**Raw records:**

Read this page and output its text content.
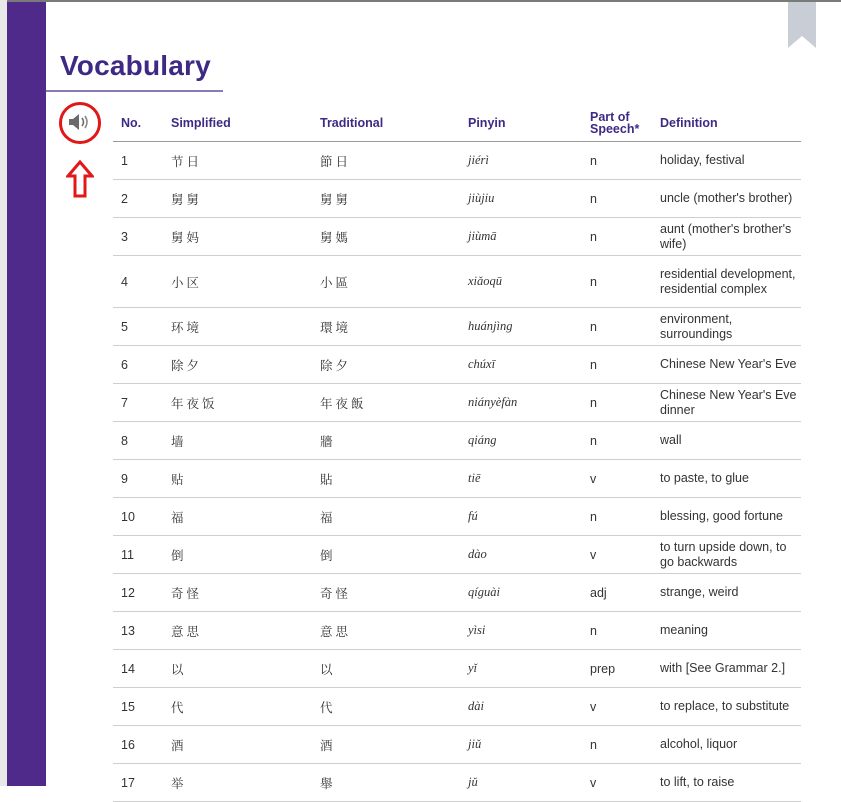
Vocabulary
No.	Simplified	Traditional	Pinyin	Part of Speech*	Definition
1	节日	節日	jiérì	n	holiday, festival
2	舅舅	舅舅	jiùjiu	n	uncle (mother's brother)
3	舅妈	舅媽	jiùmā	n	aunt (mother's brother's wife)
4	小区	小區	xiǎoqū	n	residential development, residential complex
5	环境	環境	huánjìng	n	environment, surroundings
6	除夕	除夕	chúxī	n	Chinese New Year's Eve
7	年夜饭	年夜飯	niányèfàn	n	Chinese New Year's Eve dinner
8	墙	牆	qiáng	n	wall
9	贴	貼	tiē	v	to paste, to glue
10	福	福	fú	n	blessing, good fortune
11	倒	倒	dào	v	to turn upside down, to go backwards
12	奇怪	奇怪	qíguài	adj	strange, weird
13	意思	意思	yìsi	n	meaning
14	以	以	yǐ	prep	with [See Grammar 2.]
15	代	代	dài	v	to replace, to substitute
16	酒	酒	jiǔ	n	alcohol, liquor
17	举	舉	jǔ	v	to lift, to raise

--

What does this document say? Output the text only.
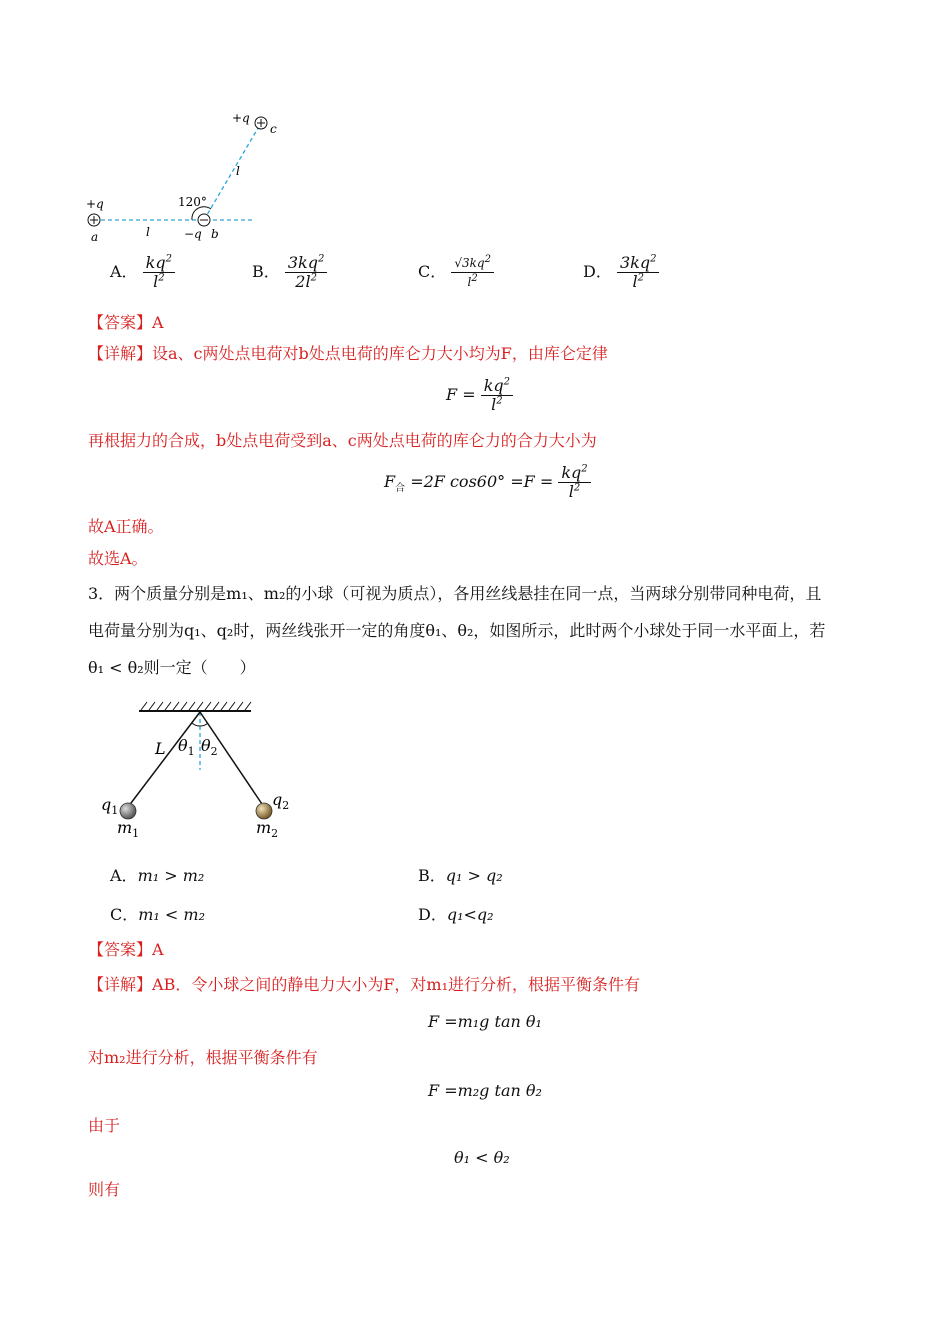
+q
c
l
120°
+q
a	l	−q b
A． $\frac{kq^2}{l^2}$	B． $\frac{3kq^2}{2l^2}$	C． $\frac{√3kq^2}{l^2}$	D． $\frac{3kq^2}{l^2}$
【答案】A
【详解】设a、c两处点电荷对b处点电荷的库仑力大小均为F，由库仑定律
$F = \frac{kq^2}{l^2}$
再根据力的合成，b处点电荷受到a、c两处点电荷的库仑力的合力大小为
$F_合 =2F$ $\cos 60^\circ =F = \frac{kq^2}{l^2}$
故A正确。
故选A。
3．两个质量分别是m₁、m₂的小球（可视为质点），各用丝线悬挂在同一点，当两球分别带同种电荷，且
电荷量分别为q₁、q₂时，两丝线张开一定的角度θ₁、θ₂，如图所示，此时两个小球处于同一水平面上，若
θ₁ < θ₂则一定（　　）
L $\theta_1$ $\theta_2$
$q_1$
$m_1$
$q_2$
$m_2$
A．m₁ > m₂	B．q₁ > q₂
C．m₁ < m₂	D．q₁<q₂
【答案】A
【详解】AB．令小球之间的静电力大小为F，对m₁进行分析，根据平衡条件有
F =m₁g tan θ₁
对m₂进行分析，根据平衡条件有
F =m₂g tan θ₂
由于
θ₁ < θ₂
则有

**Work to be completed:** Extract all lines that hold the word "根据平衡条件有".

**Written solution:**
【详解】AB．令小球之间的静电力大小为F，对m₁进行分析，根据平衡条件有
对m₂进行分析，根据平衡条件有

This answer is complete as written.